集会長 柴 喜崇

集会長 柴 喜崇

 本集会のテーマを「災害と循環器病に対する予防理学療法の可能性 ~世界を考え、地域で行動する~」としました。東日本大震災、福島第一原子力発電所事故(以下、本災害)の被災地である福島県で日本予防理学療法学会サテライト集会が開催されることに意義を見出し、震災からの復興を背景に地域の健康について再考し、予防理学療法を通して我々理学療法士ができることをシンポジウム、教育講演、演題発表を通して議論し明らかにしたいと考えています。

開催内容は、テーマに沿って、一つ目は「災害に対する予防理学療法の可能性」としました。現在、大規模な災害が多発するわが国では、災害による環境の変化、生活習慣の変化は被災者の健康状態を悪化させることが報告されています。特に、2011年3月11日の東日本大震災、その後の本災害は、多くの被災者が避難を余儀なくされる大規模災害であり、福島県内の被災者における心身の健康への悪影響について報告がされています。昨今の災害の多発を受けて、防災・減災のための「備え」の重要性が認識されてきました。しかしながら、災害時の被災者の健康影響に対しての予防理学療法のエビデンスは非常に限られています。そこで、本災害を経験した福島県における経験を振り返ることで、予防理学療法学的観点から一次予防・二次予防・三次予防の課題を抽出します。これにより、今後生じうる大規模災害への備えとして、災害後の各フェーズにおける理学療法士の役割を提言することを目的とします。

▸ **答えてほしい問い**
1 – 本文では、開催内容の一つ目を何としていますか。
2 – 次の(a)〜(c)が本文の内容と合っているかどうか、それぞれ「はい」か「いいえ」で答え、決め手になる本文の言葉をそのまま引用してください。
(a) この集会は福島県で開かれる。
(b) 災害時の被災者の健康影響に対する予防理学療法のエビデンスは、十分にそろっている。
(c) 東日本大震災は2011年3月11日に起きた。

保存したデータの記録:
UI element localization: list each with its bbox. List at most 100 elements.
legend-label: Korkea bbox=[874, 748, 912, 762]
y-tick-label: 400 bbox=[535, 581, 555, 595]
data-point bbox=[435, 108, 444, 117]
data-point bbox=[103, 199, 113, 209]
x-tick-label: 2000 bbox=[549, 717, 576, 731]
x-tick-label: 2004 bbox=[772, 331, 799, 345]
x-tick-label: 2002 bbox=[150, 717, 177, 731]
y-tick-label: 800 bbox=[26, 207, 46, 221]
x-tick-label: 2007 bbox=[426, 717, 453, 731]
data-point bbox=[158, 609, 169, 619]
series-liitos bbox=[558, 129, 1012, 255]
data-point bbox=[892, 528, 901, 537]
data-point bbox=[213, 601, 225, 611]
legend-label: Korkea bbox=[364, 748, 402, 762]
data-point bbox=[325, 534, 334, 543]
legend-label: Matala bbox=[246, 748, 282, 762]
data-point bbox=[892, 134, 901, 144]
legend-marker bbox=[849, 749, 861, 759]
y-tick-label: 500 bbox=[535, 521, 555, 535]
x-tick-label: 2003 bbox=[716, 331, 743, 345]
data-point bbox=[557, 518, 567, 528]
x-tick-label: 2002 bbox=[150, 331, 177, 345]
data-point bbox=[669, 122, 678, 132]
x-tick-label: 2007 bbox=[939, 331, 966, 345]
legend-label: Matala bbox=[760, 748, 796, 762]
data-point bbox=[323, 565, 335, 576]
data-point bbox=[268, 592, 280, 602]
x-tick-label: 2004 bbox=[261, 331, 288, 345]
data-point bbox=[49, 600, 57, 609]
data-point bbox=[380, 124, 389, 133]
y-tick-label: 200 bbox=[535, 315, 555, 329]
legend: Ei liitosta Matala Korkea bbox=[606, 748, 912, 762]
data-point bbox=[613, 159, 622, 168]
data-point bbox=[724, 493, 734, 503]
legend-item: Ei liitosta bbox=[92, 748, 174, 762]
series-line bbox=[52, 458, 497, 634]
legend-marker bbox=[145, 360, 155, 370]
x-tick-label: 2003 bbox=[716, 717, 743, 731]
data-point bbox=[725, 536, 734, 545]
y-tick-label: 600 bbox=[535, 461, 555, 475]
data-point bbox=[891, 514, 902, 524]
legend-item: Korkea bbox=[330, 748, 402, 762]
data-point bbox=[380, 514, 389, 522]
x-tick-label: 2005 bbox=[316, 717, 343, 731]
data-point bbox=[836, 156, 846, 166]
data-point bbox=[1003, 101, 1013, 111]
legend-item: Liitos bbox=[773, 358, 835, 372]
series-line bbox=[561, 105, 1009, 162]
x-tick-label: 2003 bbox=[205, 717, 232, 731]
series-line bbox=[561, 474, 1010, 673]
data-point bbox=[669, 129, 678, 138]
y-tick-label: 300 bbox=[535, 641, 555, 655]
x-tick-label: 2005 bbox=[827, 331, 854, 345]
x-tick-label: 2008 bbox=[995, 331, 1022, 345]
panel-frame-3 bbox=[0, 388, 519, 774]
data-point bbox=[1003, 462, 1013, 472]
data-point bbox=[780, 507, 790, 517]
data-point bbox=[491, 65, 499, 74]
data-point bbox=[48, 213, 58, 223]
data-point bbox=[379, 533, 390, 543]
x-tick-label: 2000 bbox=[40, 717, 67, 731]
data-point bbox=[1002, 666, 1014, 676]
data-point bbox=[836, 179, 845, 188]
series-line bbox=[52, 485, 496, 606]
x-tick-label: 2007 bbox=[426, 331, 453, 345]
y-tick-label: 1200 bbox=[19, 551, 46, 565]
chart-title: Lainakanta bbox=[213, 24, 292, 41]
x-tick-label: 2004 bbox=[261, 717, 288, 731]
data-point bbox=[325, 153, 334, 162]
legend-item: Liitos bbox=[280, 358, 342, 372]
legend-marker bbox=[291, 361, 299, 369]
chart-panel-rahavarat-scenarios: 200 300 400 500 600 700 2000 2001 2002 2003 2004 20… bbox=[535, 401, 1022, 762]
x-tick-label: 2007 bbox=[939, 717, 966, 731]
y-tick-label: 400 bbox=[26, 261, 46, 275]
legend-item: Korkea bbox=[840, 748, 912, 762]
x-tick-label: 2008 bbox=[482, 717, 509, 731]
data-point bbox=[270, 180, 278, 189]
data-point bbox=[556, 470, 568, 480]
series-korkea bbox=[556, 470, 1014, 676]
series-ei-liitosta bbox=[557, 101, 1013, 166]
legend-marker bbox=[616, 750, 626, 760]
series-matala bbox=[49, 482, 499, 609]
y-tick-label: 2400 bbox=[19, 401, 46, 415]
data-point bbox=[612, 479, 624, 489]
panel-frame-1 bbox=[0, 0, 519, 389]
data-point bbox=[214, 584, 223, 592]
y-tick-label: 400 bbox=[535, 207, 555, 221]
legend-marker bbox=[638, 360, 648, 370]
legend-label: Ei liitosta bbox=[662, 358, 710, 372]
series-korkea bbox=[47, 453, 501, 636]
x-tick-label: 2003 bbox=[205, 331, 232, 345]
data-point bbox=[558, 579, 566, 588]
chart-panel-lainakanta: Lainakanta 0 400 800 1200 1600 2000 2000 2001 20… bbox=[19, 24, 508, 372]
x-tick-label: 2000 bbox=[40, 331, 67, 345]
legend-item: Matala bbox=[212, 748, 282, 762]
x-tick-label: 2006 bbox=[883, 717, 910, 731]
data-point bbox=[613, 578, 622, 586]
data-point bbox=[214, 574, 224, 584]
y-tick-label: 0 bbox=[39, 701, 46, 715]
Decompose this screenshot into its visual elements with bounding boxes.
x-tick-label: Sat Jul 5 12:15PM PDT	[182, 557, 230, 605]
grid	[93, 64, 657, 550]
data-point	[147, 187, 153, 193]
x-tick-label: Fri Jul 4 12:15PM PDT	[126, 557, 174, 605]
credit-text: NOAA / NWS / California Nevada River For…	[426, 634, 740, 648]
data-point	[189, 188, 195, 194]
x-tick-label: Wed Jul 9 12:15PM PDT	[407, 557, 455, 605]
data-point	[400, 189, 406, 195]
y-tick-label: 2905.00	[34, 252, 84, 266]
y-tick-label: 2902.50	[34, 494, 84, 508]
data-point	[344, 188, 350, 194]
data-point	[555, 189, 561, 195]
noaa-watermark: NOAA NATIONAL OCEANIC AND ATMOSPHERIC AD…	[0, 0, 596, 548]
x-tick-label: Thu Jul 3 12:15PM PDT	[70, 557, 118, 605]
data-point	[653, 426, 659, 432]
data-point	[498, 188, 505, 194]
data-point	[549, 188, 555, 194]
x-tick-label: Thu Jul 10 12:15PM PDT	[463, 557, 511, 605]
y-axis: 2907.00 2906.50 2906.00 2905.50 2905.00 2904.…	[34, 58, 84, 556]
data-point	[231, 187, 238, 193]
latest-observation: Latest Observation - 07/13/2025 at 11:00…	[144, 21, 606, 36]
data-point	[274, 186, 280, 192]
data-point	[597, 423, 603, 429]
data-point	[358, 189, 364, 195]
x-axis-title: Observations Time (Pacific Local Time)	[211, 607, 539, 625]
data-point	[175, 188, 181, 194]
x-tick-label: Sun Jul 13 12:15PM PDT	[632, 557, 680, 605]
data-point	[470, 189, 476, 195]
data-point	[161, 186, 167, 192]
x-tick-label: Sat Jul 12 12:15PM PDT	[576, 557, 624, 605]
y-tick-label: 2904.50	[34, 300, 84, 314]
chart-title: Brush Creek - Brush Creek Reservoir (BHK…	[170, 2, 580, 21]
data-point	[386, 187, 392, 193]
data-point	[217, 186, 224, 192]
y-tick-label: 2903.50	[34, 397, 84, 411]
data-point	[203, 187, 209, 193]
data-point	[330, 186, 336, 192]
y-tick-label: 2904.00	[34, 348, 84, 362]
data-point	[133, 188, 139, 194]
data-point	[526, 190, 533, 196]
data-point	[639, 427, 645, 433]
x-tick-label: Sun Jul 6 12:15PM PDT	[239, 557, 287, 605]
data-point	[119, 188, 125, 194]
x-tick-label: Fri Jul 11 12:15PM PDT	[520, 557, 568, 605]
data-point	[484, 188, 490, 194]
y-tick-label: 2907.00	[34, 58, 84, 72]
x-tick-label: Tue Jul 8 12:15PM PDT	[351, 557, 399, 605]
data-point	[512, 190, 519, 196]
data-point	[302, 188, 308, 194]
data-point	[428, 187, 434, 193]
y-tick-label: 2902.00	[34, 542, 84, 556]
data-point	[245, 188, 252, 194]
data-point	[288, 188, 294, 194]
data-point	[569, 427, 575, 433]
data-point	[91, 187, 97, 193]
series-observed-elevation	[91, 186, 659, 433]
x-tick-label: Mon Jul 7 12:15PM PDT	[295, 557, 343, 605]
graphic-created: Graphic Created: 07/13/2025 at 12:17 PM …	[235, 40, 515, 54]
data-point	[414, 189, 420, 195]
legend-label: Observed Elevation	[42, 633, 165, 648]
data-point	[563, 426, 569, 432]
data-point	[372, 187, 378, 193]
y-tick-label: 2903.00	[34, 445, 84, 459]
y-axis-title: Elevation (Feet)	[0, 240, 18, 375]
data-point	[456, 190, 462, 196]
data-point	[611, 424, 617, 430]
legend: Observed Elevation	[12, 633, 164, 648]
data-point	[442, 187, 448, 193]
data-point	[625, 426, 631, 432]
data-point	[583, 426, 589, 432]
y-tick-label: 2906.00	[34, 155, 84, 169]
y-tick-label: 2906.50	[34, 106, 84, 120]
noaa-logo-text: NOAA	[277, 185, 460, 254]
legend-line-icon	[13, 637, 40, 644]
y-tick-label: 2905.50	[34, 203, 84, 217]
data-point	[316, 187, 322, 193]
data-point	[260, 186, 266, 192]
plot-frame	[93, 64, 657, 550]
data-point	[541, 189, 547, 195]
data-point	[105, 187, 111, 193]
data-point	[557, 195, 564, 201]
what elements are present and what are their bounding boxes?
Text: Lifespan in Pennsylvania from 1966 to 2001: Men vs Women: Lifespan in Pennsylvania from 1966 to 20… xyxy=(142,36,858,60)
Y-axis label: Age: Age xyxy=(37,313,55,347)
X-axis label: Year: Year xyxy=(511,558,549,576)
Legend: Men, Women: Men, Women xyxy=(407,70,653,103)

▸ **問いごとの答え**
1 – 「災害に対する予防理学療法の可能性」です。

2 –
(a) はい:「被災地である福島県で日本予防理学療法学会サテライト集会が開催される」
(b) いいえ:「災害時の被災者の健康影響に対しての予防理学療法のエビデンスは非常に限られています」
(c) はい:「2011年3月11日の東日本大震災」